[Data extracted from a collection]
— start —

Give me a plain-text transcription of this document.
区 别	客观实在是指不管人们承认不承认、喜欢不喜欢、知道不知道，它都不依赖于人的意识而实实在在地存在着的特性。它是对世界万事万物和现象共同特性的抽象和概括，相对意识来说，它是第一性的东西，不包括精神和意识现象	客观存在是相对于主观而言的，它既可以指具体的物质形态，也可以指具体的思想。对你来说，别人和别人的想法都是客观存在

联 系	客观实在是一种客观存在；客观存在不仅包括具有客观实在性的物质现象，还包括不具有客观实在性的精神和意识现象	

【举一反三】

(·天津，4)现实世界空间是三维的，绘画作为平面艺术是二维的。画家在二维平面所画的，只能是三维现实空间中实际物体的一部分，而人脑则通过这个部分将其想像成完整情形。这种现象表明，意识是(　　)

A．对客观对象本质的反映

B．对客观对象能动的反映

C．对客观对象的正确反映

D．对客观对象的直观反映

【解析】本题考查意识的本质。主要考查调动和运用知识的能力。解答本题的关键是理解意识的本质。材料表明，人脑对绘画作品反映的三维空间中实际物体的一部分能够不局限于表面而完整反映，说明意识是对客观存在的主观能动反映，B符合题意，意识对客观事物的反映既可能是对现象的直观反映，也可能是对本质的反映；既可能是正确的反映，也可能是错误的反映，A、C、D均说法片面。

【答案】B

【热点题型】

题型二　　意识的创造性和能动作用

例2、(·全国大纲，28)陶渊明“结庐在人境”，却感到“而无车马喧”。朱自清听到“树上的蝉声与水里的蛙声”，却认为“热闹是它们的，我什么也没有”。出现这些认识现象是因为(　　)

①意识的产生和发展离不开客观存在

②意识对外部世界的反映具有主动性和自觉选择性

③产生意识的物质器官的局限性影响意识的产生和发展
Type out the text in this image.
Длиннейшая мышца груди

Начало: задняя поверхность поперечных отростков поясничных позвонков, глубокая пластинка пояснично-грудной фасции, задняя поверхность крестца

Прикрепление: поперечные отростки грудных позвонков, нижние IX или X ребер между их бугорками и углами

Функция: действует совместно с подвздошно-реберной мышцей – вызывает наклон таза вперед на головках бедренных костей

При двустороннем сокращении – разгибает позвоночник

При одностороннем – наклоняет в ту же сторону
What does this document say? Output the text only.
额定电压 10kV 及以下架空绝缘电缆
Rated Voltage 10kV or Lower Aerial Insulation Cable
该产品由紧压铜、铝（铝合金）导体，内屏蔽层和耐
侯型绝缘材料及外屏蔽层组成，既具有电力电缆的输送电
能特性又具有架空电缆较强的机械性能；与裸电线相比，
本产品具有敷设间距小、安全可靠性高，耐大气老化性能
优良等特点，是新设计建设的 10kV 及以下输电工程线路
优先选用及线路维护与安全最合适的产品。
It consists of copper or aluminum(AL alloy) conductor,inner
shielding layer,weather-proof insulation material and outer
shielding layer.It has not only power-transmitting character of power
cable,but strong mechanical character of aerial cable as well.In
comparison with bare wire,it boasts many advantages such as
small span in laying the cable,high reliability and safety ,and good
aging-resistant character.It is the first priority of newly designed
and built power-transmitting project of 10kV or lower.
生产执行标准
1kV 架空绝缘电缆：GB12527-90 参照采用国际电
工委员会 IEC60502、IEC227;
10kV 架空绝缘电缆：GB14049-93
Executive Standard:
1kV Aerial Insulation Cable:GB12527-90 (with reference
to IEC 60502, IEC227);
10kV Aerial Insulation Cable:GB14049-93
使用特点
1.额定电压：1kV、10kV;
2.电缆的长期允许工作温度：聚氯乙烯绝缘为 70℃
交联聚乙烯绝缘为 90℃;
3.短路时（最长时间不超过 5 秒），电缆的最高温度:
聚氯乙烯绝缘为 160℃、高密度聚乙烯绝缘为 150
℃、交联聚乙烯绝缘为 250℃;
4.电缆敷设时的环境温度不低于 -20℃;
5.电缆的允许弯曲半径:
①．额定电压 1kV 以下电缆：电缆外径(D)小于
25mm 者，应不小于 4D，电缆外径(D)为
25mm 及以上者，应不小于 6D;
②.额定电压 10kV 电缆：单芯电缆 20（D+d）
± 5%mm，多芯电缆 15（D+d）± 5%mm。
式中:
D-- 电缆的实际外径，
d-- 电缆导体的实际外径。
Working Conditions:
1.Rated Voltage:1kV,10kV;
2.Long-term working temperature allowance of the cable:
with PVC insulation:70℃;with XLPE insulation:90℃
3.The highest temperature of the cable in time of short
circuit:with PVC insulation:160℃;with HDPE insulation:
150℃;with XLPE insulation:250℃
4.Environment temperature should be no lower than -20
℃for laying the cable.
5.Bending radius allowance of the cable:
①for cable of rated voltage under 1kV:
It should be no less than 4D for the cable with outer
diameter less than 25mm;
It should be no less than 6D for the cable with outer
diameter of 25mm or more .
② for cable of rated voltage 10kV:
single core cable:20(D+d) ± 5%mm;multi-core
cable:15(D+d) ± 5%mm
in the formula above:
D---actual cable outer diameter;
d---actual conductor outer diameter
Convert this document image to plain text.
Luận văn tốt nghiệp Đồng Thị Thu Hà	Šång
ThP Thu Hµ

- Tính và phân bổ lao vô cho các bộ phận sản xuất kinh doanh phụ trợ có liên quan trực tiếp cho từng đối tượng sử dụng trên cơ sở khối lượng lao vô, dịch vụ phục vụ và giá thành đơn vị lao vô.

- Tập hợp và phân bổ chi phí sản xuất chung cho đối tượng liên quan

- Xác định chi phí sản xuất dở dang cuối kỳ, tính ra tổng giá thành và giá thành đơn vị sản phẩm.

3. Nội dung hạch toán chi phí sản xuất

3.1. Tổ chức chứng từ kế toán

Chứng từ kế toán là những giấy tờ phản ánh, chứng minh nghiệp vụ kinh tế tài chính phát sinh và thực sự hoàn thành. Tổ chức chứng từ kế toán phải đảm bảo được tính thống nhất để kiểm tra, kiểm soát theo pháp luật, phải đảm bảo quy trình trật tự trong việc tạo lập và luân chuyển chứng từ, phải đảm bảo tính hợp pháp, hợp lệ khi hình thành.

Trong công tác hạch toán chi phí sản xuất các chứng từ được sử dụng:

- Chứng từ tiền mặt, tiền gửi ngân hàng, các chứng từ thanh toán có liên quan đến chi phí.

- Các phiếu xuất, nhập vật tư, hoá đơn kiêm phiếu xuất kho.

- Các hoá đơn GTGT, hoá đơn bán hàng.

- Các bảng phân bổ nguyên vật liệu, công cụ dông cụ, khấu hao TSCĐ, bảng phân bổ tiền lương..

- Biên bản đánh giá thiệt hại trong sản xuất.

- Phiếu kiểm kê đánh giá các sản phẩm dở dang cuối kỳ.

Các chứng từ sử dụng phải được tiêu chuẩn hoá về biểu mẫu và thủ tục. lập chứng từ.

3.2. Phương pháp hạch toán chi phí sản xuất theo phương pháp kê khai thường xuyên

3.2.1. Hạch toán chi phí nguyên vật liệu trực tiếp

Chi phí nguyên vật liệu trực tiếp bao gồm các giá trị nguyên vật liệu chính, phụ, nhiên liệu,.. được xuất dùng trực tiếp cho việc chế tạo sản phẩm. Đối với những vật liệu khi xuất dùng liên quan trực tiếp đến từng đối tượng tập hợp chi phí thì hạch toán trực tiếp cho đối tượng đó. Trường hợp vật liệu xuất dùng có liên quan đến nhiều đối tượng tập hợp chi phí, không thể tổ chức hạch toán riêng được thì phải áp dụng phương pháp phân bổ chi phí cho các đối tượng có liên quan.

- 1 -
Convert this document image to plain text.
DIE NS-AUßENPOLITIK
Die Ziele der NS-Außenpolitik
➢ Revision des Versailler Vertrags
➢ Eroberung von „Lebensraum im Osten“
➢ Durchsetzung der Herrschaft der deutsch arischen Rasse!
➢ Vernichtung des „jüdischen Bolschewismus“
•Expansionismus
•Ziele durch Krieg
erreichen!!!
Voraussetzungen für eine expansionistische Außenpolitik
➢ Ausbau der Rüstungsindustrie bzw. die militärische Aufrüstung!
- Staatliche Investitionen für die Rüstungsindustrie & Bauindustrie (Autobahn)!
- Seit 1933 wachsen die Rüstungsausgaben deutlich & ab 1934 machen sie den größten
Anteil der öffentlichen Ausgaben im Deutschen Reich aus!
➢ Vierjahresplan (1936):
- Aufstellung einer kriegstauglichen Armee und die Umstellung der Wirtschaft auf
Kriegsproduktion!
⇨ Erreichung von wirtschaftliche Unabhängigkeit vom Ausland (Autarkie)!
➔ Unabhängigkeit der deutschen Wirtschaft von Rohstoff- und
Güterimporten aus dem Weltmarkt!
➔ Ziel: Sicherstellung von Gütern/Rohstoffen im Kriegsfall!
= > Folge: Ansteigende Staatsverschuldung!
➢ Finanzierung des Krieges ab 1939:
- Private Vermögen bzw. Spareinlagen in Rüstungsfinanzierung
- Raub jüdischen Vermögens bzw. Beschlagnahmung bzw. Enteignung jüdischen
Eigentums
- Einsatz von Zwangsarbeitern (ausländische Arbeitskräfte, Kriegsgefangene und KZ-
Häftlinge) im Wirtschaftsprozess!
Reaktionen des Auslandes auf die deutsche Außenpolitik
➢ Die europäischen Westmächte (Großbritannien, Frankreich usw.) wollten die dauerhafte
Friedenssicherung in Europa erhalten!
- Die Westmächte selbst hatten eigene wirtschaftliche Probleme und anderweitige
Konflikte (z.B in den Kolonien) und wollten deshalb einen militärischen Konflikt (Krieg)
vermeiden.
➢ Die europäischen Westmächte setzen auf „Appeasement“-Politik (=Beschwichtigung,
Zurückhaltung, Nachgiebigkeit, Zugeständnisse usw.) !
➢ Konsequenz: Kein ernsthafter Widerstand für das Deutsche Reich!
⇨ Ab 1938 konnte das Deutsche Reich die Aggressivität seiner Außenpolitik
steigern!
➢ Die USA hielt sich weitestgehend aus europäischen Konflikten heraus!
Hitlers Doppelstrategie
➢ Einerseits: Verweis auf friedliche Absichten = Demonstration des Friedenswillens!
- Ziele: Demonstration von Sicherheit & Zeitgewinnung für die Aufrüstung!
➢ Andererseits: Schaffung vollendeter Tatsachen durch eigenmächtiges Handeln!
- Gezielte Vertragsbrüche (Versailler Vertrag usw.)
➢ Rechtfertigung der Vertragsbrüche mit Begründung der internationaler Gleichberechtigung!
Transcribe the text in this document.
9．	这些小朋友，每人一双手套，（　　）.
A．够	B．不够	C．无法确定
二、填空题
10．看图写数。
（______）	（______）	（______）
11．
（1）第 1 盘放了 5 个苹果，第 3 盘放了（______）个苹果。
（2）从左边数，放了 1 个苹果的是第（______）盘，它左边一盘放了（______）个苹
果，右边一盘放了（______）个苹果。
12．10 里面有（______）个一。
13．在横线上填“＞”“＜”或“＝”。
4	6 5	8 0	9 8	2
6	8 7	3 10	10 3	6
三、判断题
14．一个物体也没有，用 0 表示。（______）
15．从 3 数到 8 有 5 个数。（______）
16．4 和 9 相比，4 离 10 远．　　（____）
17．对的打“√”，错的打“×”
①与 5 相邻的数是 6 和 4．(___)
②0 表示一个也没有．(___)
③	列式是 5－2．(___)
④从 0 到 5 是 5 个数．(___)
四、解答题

— end —

# Directive:
Reproduce each line of the entries in which the word "Westmächte" is found.

# Exercise output:
➢ Die europäischen Westmächte (Großbritannien, Frankreich usw.) wollten die dauerhafte
- Die Westmächte selbst hatten eigene wirtschaftliche Probleme und anderweitige
➢ Die europäischen Westmächte setzen auf „Appeasement“-Politik (=Beschwichtigung,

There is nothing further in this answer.